-- EXCERPT TO READ follows --
Or it might not matter at all. OpenAI has demonstrated a remarkable ability to replace departing talent and maintain momentum. The company employs thousands of researchers and engineers, and its brand remains the most powerful recruiting tool in AI. Someone else will lead robotics. The defense deal will proceed. The machine keeps moving.
But the accumulation of departures tells a story that no single exit can. OpenAI is undergoing a fundamental identity transformation — from research lab to technology conglomerate, from nonprofit idealism to hardnosed commercial ambition, from AI safety pioneer to defense contractor. Each of those transitions is defensible on its own terms. Taken together, they describe a company that has become something its founders might not recognize.
Sam Altman has been characteristically direct about the company’s direction. He has argued that OpenAI needs massive revenue to fund the compute required to build artificial general intelligence, and that working with governments — including on defense — is both appropriate and necessary. In public statements, he has framed the defense work as supporting democratic values and national security rather than enabling warfare. The distinction matters legally and ethically, but it’s a line that many employees and outside observers find blurry.
-- EXCERPT TO READ concluded --
-- RECORDED DATA follows --
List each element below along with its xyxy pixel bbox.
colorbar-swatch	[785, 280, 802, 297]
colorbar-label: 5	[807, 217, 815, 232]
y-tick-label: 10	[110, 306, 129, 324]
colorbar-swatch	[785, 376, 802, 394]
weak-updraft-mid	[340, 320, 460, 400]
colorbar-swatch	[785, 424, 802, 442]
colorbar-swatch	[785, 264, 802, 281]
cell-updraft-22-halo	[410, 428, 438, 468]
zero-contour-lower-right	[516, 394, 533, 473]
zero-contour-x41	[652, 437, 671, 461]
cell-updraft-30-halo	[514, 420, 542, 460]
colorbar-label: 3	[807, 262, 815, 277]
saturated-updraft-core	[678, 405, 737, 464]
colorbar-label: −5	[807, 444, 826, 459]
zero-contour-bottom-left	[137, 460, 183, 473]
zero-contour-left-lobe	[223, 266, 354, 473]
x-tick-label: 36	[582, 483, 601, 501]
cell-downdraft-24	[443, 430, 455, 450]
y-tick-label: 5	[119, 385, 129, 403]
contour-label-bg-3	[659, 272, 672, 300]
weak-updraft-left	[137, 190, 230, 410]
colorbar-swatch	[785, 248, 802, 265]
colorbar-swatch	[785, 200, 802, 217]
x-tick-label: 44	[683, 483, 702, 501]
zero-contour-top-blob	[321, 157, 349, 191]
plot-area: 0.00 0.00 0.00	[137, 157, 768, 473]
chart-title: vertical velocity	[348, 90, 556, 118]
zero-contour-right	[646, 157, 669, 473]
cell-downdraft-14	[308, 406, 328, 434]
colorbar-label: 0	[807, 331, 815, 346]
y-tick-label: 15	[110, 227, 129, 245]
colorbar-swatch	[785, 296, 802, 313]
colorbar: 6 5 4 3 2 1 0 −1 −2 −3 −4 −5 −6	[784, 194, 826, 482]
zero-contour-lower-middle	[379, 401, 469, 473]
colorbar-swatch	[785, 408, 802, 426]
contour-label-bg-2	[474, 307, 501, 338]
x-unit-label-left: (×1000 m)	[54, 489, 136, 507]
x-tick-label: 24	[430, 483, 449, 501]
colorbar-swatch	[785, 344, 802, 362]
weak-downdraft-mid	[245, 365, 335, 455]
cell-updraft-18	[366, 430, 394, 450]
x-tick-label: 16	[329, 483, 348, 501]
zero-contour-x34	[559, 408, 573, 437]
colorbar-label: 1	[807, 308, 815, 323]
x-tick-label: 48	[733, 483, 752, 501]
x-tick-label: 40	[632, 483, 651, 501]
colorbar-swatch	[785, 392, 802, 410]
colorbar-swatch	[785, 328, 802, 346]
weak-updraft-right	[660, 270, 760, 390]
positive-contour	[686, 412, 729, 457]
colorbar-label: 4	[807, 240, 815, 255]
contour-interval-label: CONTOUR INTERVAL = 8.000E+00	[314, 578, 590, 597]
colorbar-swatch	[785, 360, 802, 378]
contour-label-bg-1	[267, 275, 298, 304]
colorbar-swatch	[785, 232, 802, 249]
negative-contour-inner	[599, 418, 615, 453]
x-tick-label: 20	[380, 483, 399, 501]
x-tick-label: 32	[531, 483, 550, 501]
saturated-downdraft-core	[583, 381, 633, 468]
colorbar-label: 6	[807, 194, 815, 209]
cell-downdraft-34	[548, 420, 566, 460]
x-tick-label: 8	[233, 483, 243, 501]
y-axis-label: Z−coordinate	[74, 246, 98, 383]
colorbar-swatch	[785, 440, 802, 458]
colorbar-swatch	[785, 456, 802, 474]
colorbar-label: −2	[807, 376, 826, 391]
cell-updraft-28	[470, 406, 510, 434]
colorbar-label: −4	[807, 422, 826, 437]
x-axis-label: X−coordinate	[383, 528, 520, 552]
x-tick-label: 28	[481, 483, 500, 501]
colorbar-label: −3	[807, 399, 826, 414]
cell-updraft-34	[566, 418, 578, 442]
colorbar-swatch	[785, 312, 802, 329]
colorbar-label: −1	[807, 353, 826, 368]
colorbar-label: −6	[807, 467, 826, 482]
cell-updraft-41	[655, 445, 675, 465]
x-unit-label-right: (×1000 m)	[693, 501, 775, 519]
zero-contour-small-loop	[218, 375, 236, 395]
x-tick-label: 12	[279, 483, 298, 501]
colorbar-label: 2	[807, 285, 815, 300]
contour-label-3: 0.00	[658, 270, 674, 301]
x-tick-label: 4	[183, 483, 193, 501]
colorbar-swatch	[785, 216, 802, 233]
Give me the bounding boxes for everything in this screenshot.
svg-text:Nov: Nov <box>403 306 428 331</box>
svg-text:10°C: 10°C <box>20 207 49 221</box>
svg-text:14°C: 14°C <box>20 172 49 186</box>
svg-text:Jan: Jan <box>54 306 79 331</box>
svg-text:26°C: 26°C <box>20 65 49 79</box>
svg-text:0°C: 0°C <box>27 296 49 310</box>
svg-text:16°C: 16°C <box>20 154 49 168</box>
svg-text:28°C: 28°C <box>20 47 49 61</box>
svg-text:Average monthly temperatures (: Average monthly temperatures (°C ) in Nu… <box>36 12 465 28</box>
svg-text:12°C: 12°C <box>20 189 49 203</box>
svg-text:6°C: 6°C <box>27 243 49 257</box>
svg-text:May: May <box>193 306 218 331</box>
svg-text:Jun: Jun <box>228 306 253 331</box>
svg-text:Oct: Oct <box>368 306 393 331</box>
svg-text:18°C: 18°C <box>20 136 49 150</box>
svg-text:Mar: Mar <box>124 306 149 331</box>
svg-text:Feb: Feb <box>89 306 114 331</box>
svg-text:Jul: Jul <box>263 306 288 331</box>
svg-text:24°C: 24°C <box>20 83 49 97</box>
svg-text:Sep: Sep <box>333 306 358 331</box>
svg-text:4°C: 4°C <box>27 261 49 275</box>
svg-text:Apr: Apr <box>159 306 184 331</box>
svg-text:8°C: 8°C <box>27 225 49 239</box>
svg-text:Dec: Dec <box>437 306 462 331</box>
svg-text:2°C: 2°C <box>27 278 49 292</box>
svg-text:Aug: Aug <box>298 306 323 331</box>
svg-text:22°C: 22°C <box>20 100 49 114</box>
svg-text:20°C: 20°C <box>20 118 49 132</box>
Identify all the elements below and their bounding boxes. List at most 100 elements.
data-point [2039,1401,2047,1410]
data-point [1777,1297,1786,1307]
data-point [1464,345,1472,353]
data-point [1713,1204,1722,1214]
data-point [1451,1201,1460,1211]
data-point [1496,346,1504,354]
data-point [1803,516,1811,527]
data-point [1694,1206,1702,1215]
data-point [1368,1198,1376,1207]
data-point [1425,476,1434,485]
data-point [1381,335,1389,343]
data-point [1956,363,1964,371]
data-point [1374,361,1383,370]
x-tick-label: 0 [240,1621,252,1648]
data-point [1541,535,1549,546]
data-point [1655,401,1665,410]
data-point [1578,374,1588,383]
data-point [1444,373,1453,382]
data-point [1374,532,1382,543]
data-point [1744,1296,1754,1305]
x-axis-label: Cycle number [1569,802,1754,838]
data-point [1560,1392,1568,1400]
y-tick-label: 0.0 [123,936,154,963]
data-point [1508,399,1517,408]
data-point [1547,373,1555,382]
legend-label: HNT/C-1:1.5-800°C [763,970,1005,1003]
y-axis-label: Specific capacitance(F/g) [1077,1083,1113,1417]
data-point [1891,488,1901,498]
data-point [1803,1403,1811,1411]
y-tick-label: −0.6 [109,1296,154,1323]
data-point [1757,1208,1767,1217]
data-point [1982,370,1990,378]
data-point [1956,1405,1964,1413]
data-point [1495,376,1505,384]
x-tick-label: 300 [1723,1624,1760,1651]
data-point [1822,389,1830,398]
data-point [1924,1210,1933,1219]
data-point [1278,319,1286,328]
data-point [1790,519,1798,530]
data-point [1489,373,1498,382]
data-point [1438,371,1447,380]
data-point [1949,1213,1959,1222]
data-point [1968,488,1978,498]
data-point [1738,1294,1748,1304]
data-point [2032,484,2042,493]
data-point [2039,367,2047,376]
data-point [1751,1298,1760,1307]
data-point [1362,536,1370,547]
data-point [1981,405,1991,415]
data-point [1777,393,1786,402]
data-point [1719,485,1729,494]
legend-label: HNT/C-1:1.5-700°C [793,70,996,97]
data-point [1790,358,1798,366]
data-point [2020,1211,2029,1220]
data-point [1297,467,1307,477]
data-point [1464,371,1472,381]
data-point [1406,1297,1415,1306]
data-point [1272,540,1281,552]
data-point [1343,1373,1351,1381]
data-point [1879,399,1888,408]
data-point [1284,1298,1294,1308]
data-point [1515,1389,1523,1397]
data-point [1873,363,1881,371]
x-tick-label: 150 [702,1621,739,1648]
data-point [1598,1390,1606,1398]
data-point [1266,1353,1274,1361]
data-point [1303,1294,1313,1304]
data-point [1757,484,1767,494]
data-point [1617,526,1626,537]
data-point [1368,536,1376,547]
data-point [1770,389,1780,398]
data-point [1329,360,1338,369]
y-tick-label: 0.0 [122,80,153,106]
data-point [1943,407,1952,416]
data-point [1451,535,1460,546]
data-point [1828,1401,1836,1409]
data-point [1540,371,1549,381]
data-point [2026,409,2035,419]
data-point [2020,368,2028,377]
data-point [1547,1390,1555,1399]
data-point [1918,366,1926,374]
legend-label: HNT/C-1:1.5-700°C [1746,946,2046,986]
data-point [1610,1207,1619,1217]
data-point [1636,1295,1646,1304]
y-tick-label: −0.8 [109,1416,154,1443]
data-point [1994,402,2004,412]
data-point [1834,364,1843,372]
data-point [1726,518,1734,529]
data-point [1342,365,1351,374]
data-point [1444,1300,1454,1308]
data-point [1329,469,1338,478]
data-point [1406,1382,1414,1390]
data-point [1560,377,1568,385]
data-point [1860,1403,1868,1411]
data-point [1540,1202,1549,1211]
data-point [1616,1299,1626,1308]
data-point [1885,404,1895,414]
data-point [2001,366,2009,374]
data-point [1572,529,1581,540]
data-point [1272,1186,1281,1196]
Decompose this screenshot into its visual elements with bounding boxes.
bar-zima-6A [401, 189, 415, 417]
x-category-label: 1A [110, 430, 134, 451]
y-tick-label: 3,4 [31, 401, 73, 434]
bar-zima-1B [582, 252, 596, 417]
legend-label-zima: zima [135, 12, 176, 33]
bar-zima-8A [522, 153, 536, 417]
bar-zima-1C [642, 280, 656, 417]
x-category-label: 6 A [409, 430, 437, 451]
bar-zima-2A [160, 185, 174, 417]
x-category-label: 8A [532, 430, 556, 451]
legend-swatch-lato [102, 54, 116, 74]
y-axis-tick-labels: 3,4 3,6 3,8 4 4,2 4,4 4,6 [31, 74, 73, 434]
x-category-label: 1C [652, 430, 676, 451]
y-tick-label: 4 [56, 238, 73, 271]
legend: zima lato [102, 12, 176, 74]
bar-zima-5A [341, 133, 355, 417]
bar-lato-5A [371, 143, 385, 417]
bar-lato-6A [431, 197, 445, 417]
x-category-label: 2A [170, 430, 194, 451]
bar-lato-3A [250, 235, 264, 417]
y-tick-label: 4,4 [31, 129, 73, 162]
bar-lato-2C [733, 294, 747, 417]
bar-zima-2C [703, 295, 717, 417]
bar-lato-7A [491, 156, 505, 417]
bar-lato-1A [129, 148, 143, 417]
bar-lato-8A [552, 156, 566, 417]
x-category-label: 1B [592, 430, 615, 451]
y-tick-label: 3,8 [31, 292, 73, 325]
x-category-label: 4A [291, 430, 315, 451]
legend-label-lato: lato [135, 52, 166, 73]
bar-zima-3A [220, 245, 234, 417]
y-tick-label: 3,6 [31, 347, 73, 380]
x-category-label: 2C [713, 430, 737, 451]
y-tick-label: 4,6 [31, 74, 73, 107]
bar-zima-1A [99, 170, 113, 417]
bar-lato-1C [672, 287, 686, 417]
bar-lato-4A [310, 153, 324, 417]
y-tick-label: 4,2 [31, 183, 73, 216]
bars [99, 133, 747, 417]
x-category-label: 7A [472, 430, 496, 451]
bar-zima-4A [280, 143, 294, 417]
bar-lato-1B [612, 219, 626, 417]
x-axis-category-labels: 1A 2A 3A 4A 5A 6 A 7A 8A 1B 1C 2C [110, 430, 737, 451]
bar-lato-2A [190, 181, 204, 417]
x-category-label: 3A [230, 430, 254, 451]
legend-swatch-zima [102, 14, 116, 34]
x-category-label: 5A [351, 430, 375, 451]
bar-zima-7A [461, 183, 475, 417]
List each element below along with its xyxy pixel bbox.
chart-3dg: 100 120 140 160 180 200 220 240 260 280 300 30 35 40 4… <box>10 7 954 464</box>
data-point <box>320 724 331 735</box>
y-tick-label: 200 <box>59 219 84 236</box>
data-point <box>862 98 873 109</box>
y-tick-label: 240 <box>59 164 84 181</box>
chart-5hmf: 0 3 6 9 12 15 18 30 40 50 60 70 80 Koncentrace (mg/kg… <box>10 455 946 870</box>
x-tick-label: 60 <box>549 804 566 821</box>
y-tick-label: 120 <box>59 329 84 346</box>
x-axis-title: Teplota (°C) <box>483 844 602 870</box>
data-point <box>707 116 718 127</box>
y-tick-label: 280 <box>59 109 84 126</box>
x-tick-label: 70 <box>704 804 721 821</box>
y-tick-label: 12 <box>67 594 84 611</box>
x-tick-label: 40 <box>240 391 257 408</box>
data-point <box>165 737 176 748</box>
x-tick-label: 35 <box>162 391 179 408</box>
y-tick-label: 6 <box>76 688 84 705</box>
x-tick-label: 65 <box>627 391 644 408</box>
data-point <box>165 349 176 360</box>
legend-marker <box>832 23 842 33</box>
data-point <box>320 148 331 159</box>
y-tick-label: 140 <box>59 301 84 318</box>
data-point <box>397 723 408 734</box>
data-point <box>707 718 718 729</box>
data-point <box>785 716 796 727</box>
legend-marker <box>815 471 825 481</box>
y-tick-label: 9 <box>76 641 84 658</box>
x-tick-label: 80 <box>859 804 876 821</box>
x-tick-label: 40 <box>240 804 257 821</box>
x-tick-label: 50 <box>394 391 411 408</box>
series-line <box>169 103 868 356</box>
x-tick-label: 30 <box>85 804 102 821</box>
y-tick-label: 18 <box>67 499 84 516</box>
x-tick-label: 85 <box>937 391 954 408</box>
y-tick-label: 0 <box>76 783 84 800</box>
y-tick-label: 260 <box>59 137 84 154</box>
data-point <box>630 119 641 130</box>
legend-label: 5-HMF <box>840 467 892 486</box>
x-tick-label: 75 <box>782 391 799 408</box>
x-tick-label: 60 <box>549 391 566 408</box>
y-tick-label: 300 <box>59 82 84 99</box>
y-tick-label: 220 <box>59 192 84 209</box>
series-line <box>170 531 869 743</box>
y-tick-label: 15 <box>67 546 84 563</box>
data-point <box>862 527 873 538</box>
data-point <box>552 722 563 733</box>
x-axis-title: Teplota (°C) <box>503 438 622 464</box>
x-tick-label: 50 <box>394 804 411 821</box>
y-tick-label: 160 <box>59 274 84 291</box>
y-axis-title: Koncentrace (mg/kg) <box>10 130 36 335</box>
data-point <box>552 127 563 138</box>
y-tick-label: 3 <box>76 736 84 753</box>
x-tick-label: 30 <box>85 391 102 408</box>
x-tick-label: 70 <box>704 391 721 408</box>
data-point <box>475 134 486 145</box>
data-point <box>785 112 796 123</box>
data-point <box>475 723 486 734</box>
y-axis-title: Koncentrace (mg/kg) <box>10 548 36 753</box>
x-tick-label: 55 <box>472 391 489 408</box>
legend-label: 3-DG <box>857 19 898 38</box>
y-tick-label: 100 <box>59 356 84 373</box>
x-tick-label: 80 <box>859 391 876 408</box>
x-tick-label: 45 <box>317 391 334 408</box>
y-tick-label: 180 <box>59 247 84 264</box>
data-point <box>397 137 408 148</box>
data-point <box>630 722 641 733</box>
-- RECORDED DATA concluded --
ASSIGNMENT:
Pick up the passage on OpenAI's shift from research lab to commercial and defense work and continue writing from its last sentence.

RESPONSE TO THE TASK:
The financial pressures are real. OpenAI is burning through cash at an extraordinary rate. Its annualized revenue reportedly exceeded $5 billion in early 2025, but its costs — driven by compute, talent, and infrastructure — are immense. The company’s recent $40 billion funding round, led by SoftBank, came with expectations of continued hypergrowth. Government contracts, particularly defense contracts, offer the kind of large, recurring revenue streams that can help justify a $300 billion valuation. The incentives are powerful.
And the geopolitical argument has genuine force. China’s AI capabilities are advancing rapidly. Companies like DeepSeek have demonstrated that Chinese firms can produce competitive models at lower cost. The Chinese military is investing heavily in AI-powered systems. If the United States wants to maintain technological superiority in defense, it needs its best AI companies working on the problem. OpenAI is, by many measures, the best AI company in the world. The logic follows naturally.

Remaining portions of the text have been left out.